**Direction:** Pull each line holding the word "principal" from the data.

**Records provided:**
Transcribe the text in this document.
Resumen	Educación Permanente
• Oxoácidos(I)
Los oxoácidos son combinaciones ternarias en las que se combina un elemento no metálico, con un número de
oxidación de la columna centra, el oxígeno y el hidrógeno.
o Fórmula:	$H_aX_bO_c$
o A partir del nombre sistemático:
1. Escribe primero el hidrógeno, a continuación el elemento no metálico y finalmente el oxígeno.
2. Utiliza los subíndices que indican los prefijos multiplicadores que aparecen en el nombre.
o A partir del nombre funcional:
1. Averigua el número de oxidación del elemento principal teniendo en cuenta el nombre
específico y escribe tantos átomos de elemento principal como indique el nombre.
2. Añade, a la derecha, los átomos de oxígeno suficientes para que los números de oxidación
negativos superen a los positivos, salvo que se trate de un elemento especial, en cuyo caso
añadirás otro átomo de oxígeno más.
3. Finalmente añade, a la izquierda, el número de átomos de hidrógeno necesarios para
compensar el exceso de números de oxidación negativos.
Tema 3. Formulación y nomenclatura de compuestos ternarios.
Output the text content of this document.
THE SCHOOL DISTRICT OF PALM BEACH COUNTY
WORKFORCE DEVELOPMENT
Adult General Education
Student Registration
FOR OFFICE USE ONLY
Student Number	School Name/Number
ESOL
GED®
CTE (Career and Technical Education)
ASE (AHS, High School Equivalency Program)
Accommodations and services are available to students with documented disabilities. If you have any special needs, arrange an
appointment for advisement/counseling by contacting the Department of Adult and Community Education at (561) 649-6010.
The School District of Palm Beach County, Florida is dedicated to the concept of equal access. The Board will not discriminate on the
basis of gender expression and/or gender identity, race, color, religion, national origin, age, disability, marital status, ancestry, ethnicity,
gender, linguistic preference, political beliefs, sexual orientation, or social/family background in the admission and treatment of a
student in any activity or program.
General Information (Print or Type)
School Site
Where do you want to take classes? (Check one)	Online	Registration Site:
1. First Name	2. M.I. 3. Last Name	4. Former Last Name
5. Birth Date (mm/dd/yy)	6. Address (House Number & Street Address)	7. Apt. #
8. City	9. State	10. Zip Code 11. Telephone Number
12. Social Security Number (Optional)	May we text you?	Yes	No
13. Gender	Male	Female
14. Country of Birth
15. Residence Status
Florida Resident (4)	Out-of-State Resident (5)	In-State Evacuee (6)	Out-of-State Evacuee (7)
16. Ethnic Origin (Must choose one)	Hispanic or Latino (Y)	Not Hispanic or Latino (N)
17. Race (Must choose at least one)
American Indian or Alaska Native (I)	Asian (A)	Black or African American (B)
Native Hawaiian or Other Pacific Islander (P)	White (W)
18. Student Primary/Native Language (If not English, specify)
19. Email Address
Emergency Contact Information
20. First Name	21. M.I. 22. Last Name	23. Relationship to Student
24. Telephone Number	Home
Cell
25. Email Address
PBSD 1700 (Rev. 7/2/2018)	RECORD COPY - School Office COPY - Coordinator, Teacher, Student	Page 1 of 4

**Exercise result:**
1. Averigua el número de oxidación del elemento principal teniendo en cuenta el nombre
específico y escribe tantos átomos de elemento principal como indique el nombre.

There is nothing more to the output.